-- Start Records for this exercise --

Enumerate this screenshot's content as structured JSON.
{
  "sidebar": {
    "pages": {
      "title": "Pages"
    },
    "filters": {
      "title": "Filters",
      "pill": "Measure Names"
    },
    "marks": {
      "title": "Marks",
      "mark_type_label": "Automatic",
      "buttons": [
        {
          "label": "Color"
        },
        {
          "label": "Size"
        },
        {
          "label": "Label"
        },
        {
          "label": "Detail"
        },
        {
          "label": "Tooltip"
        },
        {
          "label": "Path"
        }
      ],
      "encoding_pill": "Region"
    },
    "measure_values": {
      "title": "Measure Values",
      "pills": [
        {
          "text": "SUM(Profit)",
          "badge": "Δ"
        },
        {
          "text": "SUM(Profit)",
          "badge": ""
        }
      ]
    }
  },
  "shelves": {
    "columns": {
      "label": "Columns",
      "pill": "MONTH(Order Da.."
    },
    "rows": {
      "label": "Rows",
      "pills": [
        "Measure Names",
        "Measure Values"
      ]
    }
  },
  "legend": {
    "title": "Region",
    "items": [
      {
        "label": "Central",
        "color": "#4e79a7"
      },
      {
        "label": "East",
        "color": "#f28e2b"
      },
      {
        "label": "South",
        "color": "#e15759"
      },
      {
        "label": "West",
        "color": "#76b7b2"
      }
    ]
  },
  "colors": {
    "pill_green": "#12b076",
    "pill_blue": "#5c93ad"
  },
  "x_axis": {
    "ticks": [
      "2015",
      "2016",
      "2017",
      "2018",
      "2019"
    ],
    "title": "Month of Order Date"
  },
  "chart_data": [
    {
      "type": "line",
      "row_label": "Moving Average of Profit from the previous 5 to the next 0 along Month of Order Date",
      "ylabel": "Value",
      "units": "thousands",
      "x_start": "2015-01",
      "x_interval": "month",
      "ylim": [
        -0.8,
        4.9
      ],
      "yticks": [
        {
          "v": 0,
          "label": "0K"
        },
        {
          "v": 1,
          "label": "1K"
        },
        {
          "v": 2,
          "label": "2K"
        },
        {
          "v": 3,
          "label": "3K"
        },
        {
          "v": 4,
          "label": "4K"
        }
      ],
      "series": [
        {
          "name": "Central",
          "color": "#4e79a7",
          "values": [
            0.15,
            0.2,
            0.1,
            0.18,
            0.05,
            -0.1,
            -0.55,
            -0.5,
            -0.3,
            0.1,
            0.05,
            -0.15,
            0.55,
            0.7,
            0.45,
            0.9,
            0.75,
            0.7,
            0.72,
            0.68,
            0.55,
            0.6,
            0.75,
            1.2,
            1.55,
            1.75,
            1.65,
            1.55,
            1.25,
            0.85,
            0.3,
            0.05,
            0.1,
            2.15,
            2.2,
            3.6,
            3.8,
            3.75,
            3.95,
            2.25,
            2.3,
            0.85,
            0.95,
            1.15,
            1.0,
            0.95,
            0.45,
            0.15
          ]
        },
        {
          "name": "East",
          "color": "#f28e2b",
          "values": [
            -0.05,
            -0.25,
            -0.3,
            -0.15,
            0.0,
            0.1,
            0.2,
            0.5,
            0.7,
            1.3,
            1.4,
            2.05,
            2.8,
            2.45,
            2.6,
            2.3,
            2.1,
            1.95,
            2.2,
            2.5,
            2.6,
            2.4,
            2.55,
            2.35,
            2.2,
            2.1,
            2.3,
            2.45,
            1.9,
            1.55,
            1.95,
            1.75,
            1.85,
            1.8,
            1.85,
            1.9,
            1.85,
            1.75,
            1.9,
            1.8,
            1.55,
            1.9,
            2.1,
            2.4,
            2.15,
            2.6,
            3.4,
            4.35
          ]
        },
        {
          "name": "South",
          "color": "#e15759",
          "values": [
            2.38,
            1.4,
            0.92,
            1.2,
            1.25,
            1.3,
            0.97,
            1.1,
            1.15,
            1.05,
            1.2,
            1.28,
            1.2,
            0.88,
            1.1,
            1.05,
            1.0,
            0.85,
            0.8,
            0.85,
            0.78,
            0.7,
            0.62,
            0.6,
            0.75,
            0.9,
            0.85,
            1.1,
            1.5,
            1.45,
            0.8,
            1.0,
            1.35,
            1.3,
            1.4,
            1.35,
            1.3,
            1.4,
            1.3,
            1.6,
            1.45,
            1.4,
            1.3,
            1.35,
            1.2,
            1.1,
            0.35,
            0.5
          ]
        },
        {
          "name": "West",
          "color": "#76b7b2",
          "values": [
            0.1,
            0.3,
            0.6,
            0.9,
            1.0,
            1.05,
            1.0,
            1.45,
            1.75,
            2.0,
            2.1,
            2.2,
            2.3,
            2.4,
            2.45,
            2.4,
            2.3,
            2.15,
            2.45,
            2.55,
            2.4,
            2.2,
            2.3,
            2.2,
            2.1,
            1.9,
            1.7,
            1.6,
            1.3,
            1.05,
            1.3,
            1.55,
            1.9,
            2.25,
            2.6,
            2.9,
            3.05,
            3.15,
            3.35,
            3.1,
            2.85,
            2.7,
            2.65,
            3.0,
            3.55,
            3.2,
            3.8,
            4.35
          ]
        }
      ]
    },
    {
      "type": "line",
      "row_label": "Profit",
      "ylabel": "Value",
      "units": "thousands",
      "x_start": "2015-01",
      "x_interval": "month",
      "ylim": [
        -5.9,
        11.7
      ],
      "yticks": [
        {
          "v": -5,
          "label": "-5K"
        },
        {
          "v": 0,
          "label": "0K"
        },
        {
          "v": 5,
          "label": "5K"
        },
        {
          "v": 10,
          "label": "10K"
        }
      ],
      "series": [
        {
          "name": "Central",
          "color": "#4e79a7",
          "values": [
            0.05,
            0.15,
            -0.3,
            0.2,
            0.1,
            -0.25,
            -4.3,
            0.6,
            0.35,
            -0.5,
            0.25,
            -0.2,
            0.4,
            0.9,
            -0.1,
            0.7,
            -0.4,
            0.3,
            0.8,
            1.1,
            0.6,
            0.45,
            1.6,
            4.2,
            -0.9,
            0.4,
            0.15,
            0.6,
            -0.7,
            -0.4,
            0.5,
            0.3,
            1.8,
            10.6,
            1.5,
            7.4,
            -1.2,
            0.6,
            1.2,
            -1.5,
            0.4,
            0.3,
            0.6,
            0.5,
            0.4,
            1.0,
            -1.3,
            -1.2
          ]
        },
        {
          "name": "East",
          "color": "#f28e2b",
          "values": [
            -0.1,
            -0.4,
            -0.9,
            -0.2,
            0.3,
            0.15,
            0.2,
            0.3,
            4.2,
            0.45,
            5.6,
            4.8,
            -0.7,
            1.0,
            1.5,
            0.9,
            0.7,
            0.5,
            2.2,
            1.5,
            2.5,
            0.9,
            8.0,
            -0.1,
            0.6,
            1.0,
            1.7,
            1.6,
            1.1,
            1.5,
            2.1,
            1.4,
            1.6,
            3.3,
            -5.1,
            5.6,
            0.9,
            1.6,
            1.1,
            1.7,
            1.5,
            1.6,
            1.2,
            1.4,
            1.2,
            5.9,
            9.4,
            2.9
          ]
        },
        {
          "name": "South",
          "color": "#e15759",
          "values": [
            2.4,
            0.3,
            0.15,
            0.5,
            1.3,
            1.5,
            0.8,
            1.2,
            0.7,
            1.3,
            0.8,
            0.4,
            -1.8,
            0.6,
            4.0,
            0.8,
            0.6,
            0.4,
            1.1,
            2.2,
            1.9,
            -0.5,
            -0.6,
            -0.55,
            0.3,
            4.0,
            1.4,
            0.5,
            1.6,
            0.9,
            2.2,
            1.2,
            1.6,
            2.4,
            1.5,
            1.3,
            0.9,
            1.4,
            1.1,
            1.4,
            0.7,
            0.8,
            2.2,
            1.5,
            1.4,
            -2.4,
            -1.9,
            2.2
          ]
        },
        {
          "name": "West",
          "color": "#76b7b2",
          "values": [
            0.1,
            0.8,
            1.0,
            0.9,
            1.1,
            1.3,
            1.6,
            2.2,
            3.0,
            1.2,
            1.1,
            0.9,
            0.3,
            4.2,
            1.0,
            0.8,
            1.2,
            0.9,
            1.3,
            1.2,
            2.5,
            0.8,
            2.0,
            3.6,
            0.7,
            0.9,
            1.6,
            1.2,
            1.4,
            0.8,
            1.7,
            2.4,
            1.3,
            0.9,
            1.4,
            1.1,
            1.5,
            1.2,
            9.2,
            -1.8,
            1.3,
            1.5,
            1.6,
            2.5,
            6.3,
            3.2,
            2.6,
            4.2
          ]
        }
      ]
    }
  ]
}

-- End Records for this exercise --

## Written exercise
Where a line in the material above holds "Date", copy that line.

## Complete answer
    "title": "Month of Order Date"
      "row_label": "Moving Average of Profit from the previous 5 to the next 0 along Month of Order Date",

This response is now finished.